To be done – Where a line holds "Prochaine", copy it.
:: Input
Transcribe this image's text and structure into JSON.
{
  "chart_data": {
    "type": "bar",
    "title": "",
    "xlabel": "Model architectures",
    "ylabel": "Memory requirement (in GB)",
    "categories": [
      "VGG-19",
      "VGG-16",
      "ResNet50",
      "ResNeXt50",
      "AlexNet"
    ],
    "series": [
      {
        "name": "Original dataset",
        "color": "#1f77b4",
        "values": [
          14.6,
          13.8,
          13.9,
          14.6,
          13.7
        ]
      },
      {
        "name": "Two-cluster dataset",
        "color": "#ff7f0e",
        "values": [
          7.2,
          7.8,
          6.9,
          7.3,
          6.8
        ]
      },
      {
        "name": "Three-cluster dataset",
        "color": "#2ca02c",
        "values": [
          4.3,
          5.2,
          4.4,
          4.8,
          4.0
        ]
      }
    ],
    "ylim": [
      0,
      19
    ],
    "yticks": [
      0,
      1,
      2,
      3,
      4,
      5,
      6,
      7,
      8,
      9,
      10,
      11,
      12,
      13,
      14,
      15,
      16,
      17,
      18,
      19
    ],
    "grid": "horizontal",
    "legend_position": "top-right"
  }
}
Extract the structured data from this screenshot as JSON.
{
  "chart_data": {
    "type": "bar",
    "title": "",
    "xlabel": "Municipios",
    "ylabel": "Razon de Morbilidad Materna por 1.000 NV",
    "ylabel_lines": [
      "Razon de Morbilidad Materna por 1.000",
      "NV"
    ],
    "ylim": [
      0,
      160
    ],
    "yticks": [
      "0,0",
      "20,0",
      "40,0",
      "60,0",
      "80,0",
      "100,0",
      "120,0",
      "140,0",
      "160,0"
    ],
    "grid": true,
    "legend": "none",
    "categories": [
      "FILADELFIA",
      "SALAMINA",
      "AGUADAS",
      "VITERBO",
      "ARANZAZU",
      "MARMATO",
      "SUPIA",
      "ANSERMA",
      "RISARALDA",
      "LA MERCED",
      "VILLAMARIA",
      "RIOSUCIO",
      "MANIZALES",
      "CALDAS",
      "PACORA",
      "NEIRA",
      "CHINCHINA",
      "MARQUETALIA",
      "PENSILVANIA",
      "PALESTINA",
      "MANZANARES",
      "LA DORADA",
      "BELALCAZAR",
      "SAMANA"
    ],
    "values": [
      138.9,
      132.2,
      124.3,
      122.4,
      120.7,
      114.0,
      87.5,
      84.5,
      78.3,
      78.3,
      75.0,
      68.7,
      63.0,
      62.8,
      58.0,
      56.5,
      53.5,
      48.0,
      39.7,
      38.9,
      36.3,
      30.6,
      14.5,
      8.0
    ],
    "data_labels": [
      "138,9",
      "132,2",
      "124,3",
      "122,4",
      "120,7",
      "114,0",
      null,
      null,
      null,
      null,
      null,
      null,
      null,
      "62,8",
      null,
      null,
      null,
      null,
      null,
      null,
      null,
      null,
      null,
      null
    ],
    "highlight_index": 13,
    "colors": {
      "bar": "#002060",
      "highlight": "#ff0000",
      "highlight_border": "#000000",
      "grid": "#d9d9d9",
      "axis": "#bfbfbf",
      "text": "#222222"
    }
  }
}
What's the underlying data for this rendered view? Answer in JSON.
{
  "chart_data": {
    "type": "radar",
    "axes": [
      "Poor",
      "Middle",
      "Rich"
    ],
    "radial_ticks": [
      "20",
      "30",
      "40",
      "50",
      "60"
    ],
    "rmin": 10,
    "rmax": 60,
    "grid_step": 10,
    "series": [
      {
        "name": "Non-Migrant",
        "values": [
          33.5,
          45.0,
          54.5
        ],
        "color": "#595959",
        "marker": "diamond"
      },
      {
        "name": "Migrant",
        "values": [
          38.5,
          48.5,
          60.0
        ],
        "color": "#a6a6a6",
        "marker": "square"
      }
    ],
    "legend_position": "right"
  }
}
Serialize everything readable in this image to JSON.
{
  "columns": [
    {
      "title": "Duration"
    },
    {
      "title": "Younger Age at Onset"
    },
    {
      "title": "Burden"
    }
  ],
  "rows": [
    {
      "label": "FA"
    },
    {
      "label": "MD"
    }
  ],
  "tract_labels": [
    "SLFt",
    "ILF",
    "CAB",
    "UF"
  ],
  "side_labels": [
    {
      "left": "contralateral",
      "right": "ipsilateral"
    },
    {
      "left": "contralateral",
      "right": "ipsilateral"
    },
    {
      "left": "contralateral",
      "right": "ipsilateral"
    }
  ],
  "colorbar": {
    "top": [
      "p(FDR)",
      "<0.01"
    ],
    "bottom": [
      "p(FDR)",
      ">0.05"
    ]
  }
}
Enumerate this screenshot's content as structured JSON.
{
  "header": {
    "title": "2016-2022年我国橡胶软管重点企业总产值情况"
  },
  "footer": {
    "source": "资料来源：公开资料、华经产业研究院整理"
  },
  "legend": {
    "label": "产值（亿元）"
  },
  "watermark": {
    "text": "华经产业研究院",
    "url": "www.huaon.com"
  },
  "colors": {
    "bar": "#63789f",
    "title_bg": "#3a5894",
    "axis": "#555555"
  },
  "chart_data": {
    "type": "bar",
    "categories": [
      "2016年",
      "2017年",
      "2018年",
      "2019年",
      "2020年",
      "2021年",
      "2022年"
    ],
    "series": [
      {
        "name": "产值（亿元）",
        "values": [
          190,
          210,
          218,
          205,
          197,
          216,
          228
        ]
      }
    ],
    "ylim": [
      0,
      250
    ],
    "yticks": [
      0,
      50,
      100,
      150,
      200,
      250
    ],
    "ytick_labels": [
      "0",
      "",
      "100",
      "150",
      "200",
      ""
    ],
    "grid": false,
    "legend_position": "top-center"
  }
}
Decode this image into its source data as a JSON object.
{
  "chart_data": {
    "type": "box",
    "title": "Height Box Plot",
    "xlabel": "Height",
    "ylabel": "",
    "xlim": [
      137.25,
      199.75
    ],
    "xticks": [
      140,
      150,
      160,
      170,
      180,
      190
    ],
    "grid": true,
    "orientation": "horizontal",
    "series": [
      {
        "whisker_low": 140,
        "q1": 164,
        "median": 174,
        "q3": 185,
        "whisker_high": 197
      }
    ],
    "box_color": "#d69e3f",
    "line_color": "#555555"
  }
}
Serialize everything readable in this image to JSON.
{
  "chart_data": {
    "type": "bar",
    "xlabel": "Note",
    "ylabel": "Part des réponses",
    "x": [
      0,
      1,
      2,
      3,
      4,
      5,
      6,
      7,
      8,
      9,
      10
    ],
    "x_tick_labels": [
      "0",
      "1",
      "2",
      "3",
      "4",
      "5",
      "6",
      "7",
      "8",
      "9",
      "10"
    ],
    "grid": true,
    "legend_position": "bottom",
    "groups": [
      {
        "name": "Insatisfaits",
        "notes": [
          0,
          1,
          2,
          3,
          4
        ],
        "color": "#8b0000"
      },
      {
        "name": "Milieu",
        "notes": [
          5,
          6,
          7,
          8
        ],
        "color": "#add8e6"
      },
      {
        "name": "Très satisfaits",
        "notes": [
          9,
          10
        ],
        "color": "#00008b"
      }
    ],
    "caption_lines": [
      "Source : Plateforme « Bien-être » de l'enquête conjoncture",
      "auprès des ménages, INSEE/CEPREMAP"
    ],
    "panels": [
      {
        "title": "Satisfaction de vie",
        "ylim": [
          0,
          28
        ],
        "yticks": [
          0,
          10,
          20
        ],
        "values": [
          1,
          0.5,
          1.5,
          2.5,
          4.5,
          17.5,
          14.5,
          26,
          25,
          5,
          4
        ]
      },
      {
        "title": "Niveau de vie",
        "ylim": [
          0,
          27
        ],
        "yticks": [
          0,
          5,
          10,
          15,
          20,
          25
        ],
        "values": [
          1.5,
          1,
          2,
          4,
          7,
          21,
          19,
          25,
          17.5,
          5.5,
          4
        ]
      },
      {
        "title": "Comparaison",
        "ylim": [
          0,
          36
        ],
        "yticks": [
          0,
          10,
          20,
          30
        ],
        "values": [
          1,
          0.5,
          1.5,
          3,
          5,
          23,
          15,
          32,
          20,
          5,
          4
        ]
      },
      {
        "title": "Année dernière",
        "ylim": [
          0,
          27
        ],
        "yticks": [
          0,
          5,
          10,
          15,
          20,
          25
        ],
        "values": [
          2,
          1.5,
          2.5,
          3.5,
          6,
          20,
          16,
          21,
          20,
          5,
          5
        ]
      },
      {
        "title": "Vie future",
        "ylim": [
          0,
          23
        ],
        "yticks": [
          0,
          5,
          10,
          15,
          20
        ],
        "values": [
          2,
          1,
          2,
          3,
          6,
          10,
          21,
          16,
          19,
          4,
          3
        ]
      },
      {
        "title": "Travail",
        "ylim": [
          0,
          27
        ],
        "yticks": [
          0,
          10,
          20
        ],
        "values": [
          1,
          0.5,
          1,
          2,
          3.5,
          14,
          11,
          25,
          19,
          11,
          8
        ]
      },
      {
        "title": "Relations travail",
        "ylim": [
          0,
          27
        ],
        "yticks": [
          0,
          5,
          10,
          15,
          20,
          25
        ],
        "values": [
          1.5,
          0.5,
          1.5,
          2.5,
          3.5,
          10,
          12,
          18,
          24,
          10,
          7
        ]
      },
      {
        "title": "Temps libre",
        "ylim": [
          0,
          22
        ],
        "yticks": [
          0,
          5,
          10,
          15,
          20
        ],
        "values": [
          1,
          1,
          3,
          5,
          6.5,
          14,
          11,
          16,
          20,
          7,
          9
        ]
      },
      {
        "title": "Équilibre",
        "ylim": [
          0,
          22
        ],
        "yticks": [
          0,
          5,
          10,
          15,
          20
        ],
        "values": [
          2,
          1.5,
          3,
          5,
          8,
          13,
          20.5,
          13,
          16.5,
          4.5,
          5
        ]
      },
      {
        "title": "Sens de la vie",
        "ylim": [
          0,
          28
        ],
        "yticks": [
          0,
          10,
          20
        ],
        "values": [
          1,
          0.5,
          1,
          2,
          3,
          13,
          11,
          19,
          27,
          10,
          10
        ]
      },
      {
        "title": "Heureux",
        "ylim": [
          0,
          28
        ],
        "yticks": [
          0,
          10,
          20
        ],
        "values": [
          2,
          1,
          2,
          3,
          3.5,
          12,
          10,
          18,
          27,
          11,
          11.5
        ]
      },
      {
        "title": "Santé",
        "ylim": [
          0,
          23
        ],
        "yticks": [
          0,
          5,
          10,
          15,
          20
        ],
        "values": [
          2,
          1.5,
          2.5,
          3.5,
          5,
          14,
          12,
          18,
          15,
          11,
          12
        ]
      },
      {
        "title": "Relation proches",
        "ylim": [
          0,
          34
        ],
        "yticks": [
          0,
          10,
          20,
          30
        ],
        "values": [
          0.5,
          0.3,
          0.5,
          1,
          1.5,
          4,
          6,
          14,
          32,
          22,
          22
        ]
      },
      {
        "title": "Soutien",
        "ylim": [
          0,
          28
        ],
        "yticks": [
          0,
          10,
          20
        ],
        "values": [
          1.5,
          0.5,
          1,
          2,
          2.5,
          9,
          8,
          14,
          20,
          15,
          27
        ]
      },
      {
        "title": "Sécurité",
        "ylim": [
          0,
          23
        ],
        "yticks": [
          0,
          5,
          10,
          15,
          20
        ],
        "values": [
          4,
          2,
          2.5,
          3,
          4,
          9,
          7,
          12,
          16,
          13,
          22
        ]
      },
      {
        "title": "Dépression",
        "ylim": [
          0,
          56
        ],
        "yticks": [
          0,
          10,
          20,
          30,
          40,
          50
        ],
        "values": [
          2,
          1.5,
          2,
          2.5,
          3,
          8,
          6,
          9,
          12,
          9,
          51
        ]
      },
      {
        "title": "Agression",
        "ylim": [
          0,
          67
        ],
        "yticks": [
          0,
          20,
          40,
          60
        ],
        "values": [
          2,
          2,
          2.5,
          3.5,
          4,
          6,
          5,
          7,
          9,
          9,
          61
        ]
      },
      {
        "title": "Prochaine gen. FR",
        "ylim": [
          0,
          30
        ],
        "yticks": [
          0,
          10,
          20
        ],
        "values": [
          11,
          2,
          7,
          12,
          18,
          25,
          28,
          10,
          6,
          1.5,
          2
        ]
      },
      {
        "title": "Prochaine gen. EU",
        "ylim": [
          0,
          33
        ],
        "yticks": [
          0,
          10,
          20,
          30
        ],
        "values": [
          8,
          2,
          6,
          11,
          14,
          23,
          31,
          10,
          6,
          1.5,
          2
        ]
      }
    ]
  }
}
::::
In response –
        "title": "Prochaine gen. FR",
        "title": "Prochaine gen. EU",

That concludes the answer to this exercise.